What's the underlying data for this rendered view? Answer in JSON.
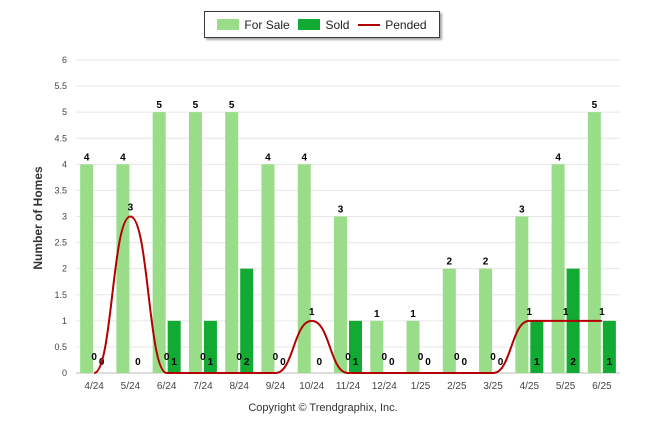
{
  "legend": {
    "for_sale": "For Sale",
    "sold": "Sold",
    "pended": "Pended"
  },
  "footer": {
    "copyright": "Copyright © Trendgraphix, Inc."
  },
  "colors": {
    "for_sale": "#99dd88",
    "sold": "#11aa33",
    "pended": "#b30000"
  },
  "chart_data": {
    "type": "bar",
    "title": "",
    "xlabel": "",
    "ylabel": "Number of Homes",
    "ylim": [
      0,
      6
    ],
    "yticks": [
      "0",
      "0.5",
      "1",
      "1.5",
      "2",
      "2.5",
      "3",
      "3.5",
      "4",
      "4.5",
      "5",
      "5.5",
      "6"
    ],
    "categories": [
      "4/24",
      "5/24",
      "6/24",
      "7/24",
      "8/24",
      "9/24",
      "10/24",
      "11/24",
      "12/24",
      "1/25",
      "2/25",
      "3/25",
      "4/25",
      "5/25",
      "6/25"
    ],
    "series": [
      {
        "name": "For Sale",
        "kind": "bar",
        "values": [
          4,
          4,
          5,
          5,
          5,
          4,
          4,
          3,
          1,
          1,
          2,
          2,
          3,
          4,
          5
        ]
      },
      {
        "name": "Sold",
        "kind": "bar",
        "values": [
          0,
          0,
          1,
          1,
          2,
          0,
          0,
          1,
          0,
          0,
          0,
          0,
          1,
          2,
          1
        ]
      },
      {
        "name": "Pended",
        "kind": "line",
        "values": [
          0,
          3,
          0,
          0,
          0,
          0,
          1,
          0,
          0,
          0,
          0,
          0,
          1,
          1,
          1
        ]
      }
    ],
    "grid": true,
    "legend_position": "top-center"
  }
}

──────────

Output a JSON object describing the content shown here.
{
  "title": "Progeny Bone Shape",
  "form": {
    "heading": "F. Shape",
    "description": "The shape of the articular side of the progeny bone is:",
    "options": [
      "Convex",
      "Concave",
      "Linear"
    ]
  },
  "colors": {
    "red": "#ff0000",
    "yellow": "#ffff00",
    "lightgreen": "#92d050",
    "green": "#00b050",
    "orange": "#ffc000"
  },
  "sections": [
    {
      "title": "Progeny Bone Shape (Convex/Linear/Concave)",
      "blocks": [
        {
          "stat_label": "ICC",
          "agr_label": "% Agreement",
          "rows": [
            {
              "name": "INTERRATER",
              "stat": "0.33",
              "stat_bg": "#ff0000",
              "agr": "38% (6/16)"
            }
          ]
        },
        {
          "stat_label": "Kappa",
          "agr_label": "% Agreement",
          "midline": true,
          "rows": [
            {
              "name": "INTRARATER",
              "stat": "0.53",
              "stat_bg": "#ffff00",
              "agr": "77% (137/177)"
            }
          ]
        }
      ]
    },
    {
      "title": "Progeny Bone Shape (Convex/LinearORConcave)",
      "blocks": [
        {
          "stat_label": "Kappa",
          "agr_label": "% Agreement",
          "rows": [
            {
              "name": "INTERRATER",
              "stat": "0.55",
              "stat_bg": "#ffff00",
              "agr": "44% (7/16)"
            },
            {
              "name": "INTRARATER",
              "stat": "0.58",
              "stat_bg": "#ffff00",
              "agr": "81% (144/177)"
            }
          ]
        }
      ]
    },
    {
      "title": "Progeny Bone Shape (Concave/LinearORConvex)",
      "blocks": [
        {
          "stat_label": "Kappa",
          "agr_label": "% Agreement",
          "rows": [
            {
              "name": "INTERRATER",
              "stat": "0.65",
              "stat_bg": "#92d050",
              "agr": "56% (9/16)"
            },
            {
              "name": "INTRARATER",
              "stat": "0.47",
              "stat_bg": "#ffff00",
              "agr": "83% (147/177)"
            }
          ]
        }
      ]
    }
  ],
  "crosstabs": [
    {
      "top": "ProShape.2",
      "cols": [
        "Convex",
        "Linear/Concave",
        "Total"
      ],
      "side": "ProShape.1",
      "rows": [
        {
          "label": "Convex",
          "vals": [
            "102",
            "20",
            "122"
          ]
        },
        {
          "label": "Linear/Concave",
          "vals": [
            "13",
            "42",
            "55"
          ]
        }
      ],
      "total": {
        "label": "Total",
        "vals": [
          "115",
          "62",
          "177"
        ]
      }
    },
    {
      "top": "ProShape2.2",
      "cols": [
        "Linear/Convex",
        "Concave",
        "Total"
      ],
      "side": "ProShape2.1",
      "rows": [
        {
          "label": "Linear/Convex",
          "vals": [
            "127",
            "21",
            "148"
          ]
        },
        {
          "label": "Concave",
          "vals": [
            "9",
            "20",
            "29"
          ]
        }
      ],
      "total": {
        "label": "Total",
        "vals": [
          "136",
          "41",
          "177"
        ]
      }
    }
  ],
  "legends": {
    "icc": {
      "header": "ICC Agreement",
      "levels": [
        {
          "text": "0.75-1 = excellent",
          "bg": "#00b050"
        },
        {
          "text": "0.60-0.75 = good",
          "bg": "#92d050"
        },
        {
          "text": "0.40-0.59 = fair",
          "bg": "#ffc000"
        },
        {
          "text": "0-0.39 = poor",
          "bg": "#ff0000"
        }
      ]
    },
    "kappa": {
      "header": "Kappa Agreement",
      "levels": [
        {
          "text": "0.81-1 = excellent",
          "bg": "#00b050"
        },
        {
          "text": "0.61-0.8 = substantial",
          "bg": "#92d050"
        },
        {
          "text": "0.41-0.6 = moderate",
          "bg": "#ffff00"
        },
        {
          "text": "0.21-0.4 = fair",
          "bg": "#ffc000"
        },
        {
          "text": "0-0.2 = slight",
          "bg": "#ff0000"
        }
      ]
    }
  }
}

──────────

Exercise goal:
Check each line in the listing above for the string "header", then report how many lines contain it, with no other text.

Response:
2